Goal – Copy out all of the data exactly as it appears.

BEGIN Material provided

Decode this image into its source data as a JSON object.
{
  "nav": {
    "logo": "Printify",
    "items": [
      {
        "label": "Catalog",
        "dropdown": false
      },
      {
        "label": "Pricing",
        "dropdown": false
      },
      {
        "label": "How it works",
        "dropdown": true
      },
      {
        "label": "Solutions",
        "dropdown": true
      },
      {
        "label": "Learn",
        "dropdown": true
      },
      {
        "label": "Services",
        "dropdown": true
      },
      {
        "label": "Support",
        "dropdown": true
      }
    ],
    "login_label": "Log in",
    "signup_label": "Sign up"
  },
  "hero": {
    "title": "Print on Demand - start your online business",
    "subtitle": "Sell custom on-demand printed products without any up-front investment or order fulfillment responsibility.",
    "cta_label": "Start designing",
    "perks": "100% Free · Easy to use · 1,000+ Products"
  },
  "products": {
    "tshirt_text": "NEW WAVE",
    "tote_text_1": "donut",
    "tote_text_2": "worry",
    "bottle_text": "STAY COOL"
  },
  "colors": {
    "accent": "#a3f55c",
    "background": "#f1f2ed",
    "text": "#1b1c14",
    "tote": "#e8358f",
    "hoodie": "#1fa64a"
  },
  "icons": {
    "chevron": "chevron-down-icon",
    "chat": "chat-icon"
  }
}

END Material provided

Result of this task –
Decode this image into its source data as a JSON object.
{
  "nav": {
    "logo": "Printify",
    "items": [
      {
        "label": "Catalog",
        "dropdown": false
      },
      {
        "label": "Pricing",
        "dropdown": false
      },
      {
        "label": "How it works",
        "dropdown": true
      },
      {
        "label": "Solutions",
        "dropdown": true
      },
      {
        "label": "Learn",
        "dropdown": true
      },
      {
        "label": "Services",
        "dropdown": true
      },
      {
        "label": "Support",
        "dropdown": true
      }
    ],
    "login_label": "Log in",
    "signup_label": "Sign up"
  },
  "hero": {
    "title": "Print on Demand - start your online business",
    "subtitle": "Sell custom on-demand printed products without any up-front investment or order fulfillment responsibility.",
    "cta_label": "Start designing",
    "perks": "100% Free · Easy to use · 1,000+ Products"
  },
  "products": {
    "tshirt_text": "NEW WAVE",
    "tote_text_1": "donut",
    "tote_text_2": "worry",
    "bottle_text": "STAY COOL"
  },
  "colors": {
    "accent": "#a3f55c",
    "background": "#f1f2ed",
    "text": "#1b1c14",
    "tote": "#e8358f",
    "hoodie": "#1fa64a"
  },
  "icons": {
    "chevron": "chevron-down-icon",
    "chat": "chat-icon"
  }
}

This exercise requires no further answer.